Which lines have the string "Real"? Copy all of them from the entries below.

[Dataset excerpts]
START

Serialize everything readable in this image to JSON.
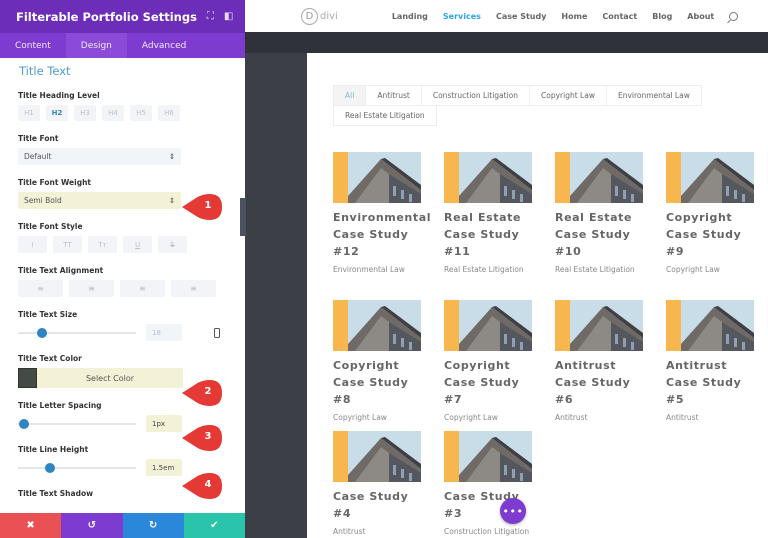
{
  "panel": {
    "title": "Filterable Portfolio Settings",
    "header_icons": [
      "expand-icon",
      "sidebar-layout-icon"
    ],
    "tabs": [
      {
        "label": "Content",
        "active": false
      },
      {
        "label": "Design",
        "active": true
      },
      {
        "label": "Advanced",
        "active": false
      }
    ],
    "section_title": "Title Text",
    "heading_level": {
      "label": "Title Heading Level",
      "options": [
        "H1",
        "H2",
        "H3",
        "H4",
        "H5",
        "H6"
      ],
      "selected": "H2"
    },
    "title_font": {
      "label": "Title Font",
      "value": "Default"
    },
    "title_font_weight": {
      "label": "Title Font Weight",
      "value": "Semi Bold"
    },
    "title_font_style": {
      "label": "Title Font Style",
      "options": [
        "I",
        "TT",
        "Tт",
        "U",
        "S"
      ]
    },
    "title_text_alignment": {
      "label": "Title Text Alignment",
      "options": [
        "left",
        "center",
        "right",
        "justify"
      ]
    },
    "title_text_size": {
      "label": "Title Text Size",
      "value": "18",
      "slider_fraction": 0.2
    },
    "title_text_color": {
      "label": "Title Text Color",
      "button_label": "Select Color",
      "swatch": "#434b44"
    },
    "title_letter_spacing": {
      "label": "Title Letter Spacing",
      "value": "1px",
      "slider_fraction": 0.05
    },
    "title_line_height": {
      "label": "Title Line Height",
      "value": "1.5em",
      "slider_fraction": 0.27
    },
    "next_label_partial": "Title Text Shadow",
    "badges": [
      "1",
      "2",
      "3",
      "4"
    ],
    "footer": {
      "cancel": "✖",
      "undo": "↺",
      "redo": "↻",
      "save": "✔"
    }
  },
  "site": {
    "logo_letter": "D",
    "logo_text": "divi",
    "menu": [
      {
        "label": "Landing",
        "active": false
      },
      {
        "label": "Services",
        "active": true
      },
      {
        "label": "Case Study",
        "active": false
      },
      {
        "label": "Home",
        "active": false
      },
      {
        "label": "Contact",
        "active": false
      },
      {
        "label": "Blog",
        "active": false
      },
      {
        "label": "About",
        "active": false
      }
    ],
    "filters": [
      {
        "label": "All",
        "active": true
      },
      {
        "label": "Antitrust",
        "active": false
      },
      {
        "label": "Construction Litigation",
        "active": false
      },
      {
        "label": "Copyright Law",
        "active": false
      },
      {
        "label": "Environmental Law",
        "active": false
      },
      {
        "label": "Real Estate Litigation",
        "active": false
      }
    ],
    "projects": [
      {
        "title": "Environmental Case Study #12",
        "category": "Environmental Law"
      },
      {
        "title": "Real Estate Case Study #11",
        "category": "Real Estate Litigation"
      },
      {
        "title": "Real Estate Case Study #10",
        "category": "Real Estate Litigation"
      },
      {
        "title": "Copyright Case Study #9",
        "category": "Copyright Law"
      },
      {
        "title": "Copyright Case Study #8",
        "category": "Copyright Law"
      },
      {
        "title": "Copyright Case Study #7",
        "category": "Copyright Law"
      },
      {
        "title": "Antitrust Case Study #6",
        "category": "Antitrust"
      },
      {
        "title": "Antitrust Case Study #5",
        "category": "Antitrust"
      },
      {
        "title": "Case Study #4",
        "category": "Antitrust"
      },
      {
        "title": "Case Study #3",
        "category": "Construction Litigation"
      }
    ],
    "fab_label": "•••"
  },
  "colors": {
    "panel_header": "#6c2eb9",
    "accent_blue": "#2d86c1",
    "nav_active": "#2ea3f2",
    "badge_red": "#e53935",
    "thumb_stripe": "#f8b74e"
  }
}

END

Answer below >>
        "label": "Real Estate Litigation",
        "title": "Real Estate Case Study #11",
        "category": "Real Estate Litigation"
        "title": "Real Estate Case Study #10",
        "category": "Real Estate Litigation"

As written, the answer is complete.